> [Extracts from a graphics dataset]
**********
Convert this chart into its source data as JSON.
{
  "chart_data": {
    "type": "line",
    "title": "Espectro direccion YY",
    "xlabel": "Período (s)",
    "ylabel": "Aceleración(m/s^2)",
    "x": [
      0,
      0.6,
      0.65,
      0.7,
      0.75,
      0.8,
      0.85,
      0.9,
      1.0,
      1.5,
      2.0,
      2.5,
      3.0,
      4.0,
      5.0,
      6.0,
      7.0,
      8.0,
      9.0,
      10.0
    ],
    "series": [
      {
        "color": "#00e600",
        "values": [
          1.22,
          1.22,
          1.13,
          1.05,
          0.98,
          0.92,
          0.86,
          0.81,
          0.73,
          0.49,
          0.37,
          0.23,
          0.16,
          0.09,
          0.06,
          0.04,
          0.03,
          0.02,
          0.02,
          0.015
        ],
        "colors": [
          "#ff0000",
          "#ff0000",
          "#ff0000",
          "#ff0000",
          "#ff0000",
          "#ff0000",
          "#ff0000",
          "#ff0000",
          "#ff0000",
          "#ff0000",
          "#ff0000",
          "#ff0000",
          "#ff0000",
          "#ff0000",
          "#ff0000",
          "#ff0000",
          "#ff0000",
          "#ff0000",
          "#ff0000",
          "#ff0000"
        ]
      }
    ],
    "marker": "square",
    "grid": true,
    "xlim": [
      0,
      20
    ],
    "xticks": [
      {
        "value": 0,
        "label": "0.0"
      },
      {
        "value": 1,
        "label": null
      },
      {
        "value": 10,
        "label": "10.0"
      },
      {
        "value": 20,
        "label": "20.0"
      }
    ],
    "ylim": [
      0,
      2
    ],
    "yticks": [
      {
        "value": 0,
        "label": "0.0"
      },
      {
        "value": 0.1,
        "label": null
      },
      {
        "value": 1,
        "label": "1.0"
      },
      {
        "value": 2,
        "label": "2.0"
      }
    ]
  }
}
**********
Take the entries above and copy them out exactly.

Convert this chart into its source data as JSON.
{
  "chart_data": {
    "type": "line",
    "title": "Espectro direccion YY",
    "xlabel": "Período (s)",
    "ylabel": "Aceleración(m/s^2)",
    "x": [
      0,
      0.6,
      0.65,
      0.7,
      0.75,
      0.8,
      0.85,
      0.9,
      1.0,
      1.5,
      2.0,
      2.5,
      3.0,
      4.0,
      5.0,
      6.0,
      7.0,
      8.0,
      9.0,
      10.0
    ],
    "series": [
      {
        "color": "#00e600",
        "values": [
          1.22,
          1.22,
          1.13,
          1.05,
          0.98,
          0.92,
          0.86,
          0.81,
          0.73,
          0.49,
          0.37,
          0.23,
          0.16,
          0.09,
          0.06,
          0.04,
          0.03,
          0.02,
          0.02,
          0.015
        ],
        "colors": [
          "#ff0000",
          "#ff0000",
          "#ff0000",
          "#ff0000",
          "#ff0000",
          "#ff0000",
          "#ff0000",
          "#ff0000",
          "#ff0000",
          "#ff0000",
          "#ff0000",
          "#ff0000",
          "#ff0000",
          "#ff0000",
          "#ff0000",
          "#ff0000",
          "#ff0000",
          "#ff0000",
          "#ff0000",
          "#ff0000"
        ]
      }
    ],
    "marker": "square",
    "grid": true,
    "xlim": [
      0,
      20
    ],
    "xticks": [
      {
        "value": 0,
        "label": "0.0"
      },
      {
        "value": 1,
        "label": null
      },
      {
        "value": 10,
        "label": "10.0"
      },
      {
        "value": 20,
        "label": "20.0"
      }
    ],
    "ylim": [
      0,
      2
    ],
    "yticks": [
      {
        "value": 0,
        "label": "0.0"
      },
      {
        "value": 0.1,
        "label": null
      },
      {
        "value": 1,
        "label": "1.0"
      },
      {
        "value": 2,
        "label": "2.0"
      }
    ]
  }
}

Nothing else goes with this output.